▶ [YOUR OBJECTIVE]
Verbatim output of all the material below is required.

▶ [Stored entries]
━━━━━━━━━━━━━━━━━━━━━━━━━━━━━━

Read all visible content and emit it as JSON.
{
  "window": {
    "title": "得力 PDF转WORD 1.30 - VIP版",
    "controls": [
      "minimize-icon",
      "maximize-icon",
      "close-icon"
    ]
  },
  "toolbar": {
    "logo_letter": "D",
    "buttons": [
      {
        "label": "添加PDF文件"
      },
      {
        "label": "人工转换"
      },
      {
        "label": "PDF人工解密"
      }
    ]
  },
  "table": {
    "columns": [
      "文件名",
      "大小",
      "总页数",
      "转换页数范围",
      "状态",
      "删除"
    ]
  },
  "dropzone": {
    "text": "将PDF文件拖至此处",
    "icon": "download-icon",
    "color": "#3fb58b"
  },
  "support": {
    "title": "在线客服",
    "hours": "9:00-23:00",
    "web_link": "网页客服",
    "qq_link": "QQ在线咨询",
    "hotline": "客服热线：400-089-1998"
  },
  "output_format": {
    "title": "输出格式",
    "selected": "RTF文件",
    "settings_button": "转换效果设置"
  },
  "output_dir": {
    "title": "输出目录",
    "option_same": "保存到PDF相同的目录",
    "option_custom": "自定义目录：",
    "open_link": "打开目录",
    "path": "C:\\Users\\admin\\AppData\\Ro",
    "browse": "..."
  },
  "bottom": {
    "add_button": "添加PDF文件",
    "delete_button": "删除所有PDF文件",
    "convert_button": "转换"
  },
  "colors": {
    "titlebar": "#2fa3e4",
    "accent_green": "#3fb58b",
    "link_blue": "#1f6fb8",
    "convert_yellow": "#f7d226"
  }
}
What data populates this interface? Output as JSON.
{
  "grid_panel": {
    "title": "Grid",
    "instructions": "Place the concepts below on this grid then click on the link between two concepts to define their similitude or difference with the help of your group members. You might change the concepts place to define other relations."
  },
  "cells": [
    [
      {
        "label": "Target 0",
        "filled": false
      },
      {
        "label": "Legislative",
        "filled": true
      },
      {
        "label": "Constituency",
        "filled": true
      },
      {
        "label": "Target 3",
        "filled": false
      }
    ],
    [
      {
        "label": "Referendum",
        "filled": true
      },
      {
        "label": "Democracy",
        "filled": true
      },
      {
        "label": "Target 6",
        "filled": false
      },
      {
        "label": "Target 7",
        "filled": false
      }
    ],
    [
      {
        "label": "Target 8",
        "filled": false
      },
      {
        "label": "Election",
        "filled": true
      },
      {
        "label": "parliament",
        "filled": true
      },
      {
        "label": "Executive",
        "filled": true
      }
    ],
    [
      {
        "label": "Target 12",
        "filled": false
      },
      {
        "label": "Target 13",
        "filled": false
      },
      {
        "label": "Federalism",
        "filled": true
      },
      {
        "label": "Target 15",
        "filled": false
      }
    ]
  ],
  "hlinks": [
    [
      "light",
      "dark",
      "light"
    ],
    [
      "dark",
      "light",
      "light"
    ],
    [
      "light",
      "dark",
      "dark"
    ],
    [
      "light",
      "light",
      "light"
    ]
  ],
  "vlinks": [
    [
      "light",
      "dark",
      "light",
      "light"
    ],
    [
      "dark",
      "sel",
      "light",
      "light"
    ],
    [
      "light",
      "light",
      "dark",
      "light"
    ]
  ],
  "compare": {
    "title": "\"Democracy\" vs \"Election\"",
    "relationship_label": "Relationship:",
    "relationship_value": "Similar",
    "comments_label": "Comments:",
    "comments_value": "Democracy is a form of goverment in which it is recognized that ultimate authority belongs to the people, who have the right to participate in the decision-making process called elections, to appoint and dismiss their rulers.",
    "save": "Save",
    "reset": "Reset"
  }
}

━━━━━━━━━━━━━━━━━━━━━━━━━━━━━━

▶ [EXERCISE ANSWER]
Read all visible content and emit it as JSON.
{
  "window": {
    "title": "得力 PDF转WORD 1.30 - VIP版",
    "controls": [
      "minimize-icon",
      "maximize-icon",
      "close-icon"
    ]
  },
  "toolbar": {
    "logo_letter": "D",
    "buttons": [
      {
        "label": "添加PDF文件"
      },
      {
        "label": "人工转换"
      },
      {
        "label": "PDF人工解密"
      }
    ]
  },
  "table": {
    "columns": [
      "文件名",
      "大小",
      "总页数",
      "转换页数范围",
      "状态",
      "删除"
    ]
  },
  "dropzone": {
    "text": "将PDF文件拖至此处",
    "icon": "download-icon",
    "color": "#3fb58b"
  },
  "support": {
    "title": "在线客服",
    "hours": "9:00-23:00",
    "web_link": "网页客服",
    "qq_link": "QQ在线咨询",
    "hotline": "客服热线：400-089-1998"
  },
  "output_format": {
    "title": "输出格式",
    "selected": "RTF文件",
    "settings_button": "转换效果设置"
  },
  "output_dir": {
    "title": "输出目录",
    "option_same": "保存到PDF相同的目录",
    "option_custom": "自定义目录：",
    "open_link": "打开目录",
    "path": "C:\\Users\\admin\\AppData\\Ro",
    "browse": "..."
  },
  "bottom": {
    "add_button": "添加PDF文件",
    "delete_button": "删除所有PDF文件",
    "convert_button": "转换"
  },
  "colors": {
    "titlebar": "#2fa3e4",
    "accent_green": "#3fb58b",
    "link_blue": "#1f6fb8",
    "convert_yellow": "#f7d226"
  }
}
What data populates this interface? Output as JSON.
{
  "grid_panel": {
    "title": "Grid",
    "instructions": "Place the concepts below on this grid then click on the link between two concepts to define their similitude or difference with the help of your group members. You might change the concepts place to define other relations."
  },
  "cells": [
    [
      {
        "label": "Target 0",
        "filled": false
      },
      {
        "label": "Legislative",
        "filled": true
      },
      {
        "label": "Constituency",
        "filled": true
      },
      {
        "label": "Target 3",
        "filled": false
      }
    ],
    [
      {
        "label": "Referendum",
        "filled": true
      },
      {
        "label": "Democracy",
        "filled": true
      },
      {
        "label": "Target 6",
        "filled": false
      },
      {
        "label": "Target 7",
        "filled": false
      }
    ],
    [
      {
        "label": "Target 8",
        "filled": false
      },
      {
        "label": "Election",
        "filled": true
      },
      {
        "label": "parliament",
        "filled": true
      },
      {
        "label": "Executive",
        "filled": true
      }
    ],
    [
      {
        "label": "Target 12",
        "filled": false
      },
      {
        "label": "Target 13",
        "filled": false
      },
      {
        "label": "Federalism",
        "filled": true
      },
      {
        "label": "Target 15",
        "filled": false
      }
    ]
  ],
  "hlinks": [
    [
      "light",
      "dark",
      "light"
    ],
    [
      "dark",
      "light",
      "light"
    ],
    [
      "light",
      "dark",
      "dark"
    ],
    [
      "light",
      "light",
      "light"
    ]
  ],
  "vlinks": [
    [
      "light",
      "dark",
      "light",
      "light"
    ],
    [
      "dark",
      "sel",
      "light",
      "light"
    ],
    [
      "light",
      "light",
      "dark",
      "light"
    ]
  ],
  "compare": {
    "title": "\"Democracy\" vs \"Election\"",
    "relationship_label": "Relationship:",
    "relationship_value": "Similar",
    "comments_label": "Comments:",
    "comments_value": "Democracy is a form of goverment in which it is recognized that ultimate authority belongs to the people, who have the right to participate in the decision-making process called elections, to appoint and dismiss their rulers.",
    "save": "Save",
    "reset": "Reset"
  }
}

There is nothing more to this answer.